[begin Excerpted records]

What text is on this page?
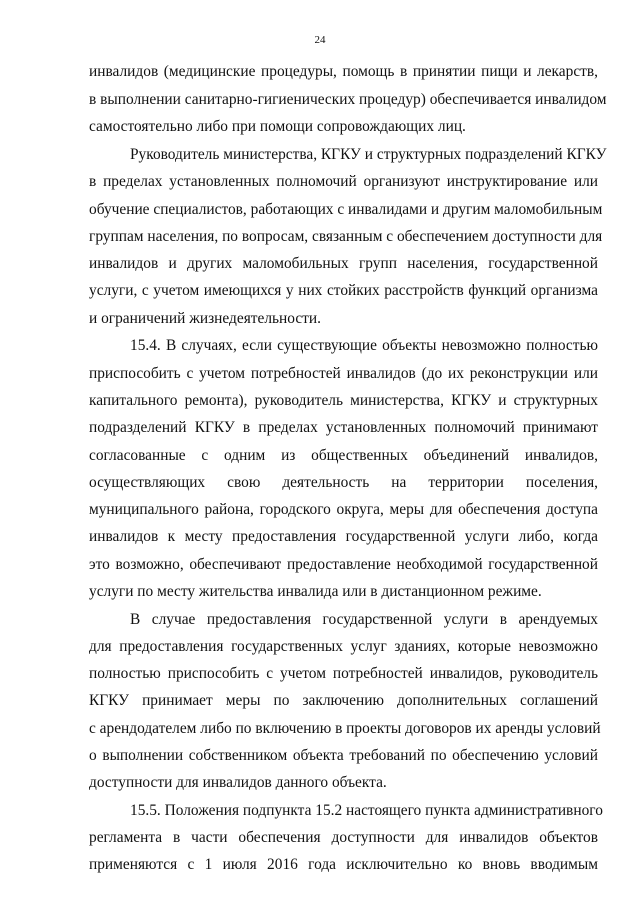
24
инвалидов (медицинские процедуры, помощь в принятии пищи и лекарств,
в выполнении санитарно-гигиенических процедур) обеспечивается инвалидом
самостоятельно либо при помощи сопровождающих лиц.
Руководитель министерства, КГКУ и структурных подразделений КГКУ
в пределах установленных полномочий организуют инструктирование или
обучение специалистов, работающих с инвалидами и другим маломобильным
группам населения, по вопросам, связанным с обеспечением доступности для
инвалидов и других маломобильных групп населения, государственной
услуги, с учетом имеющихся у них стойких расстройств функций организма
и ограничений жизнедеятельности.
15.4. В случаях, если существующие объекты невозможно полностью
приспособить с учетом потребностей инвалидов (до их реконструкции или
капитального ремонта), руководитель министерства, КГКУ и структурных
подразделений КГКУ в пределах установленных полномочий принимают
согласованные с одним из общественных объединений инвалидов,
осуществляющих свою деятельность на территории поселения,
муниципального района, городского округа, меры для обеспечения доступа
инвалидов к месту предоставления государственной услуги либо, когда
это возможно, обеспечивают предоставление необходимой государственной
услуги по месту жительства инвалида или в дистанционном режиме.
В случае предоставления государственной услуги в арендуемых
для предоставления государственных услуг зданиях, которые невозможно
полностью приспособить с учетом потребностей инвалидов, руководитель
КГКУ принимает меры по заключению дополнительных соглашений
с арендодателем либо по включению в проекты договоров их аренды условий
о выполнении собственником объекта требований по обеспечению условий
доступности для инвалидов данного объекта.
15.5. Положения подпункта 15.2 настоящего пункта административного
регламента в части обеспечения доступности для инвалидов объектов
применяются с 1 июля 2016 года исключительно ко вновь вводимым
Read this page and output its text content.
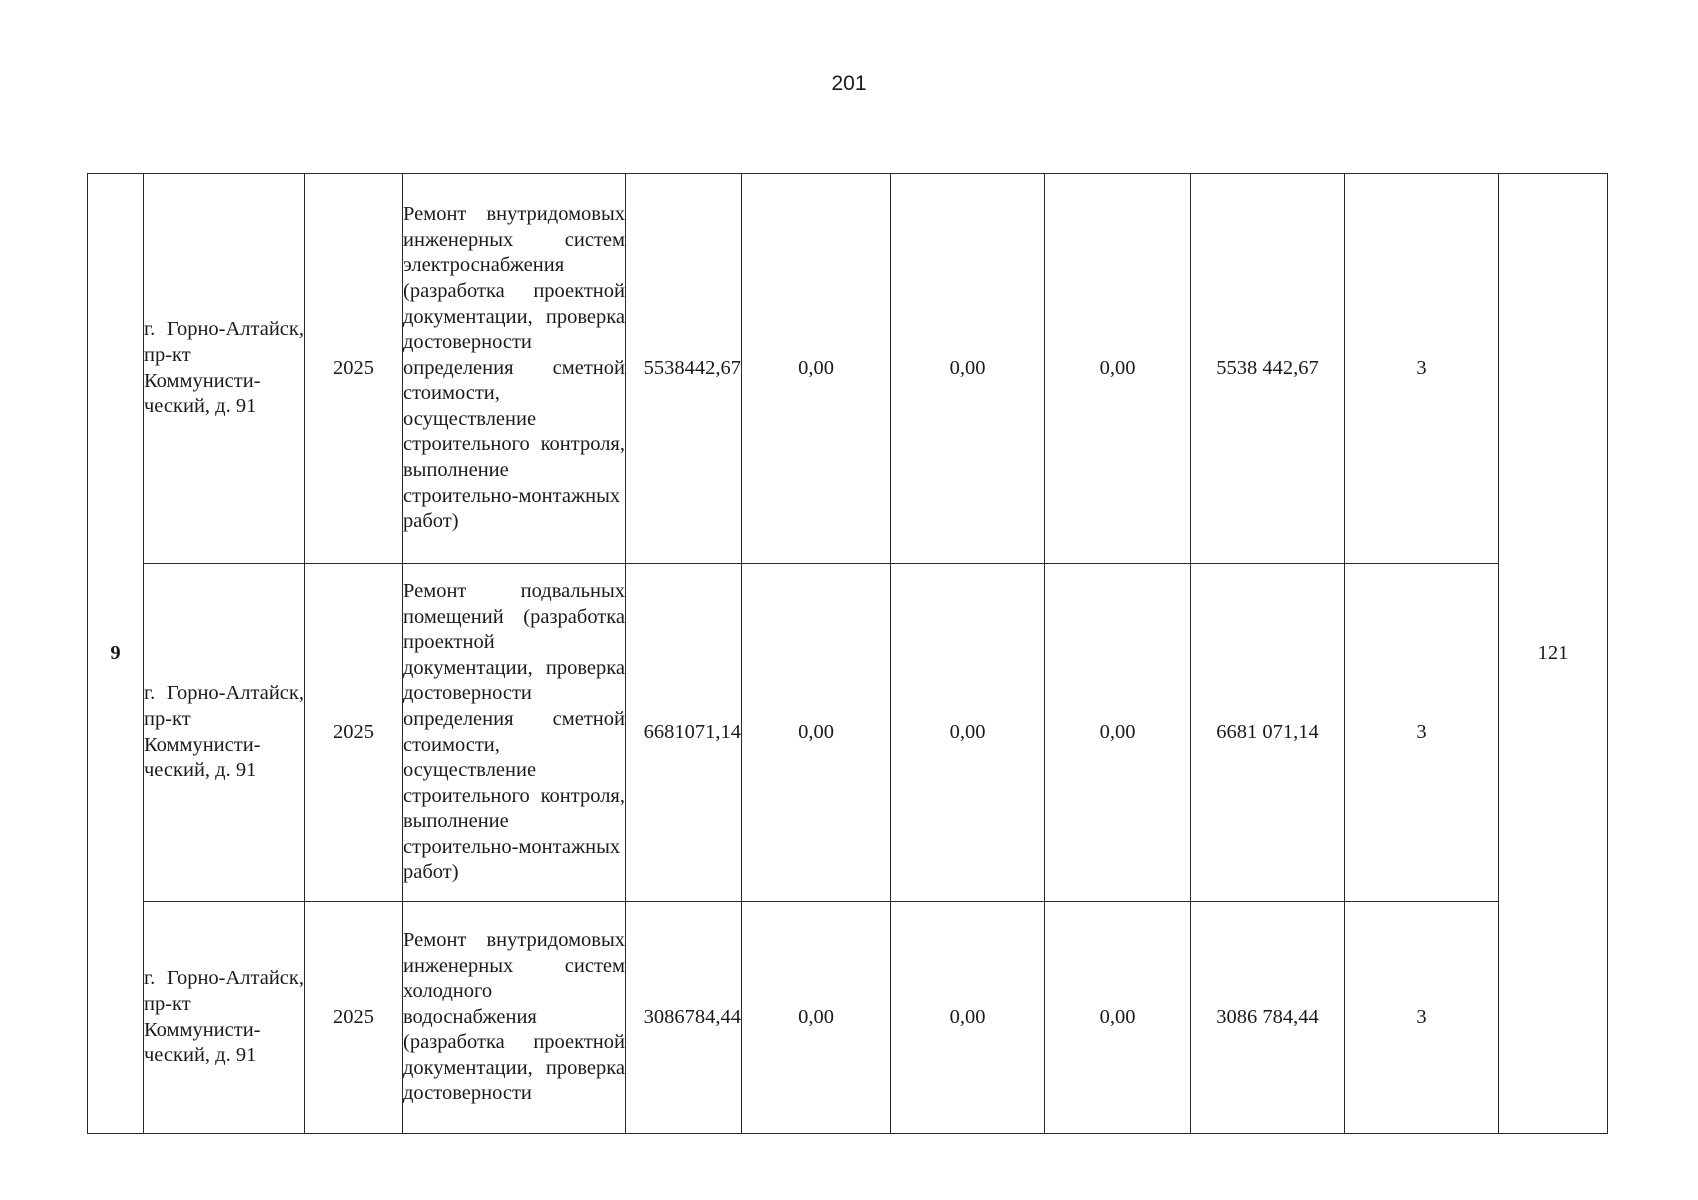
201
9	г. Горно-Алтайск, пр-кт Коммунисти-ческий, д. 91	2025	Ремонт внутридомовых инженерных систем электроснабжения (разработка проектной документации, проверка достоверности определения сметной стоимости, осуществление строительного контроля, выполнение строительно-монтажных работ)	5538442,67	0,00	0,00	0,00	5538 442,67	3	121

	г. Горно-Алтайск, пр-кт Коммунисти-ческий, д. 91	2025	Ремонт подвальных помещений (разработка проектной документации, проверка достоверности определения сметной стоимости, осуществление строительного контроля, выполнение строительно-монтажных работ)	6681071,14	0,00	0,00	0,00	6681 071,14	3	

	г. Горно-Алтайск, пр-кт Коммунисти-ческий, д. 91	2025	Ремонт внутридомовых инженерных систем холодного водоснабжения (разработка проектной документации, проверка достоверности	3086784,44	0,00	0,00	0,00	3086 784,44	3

[end Excerpted records]

▸ Written request: Output nothing but the number of lines in the data containing the string "page".

▸ Problem solution: 2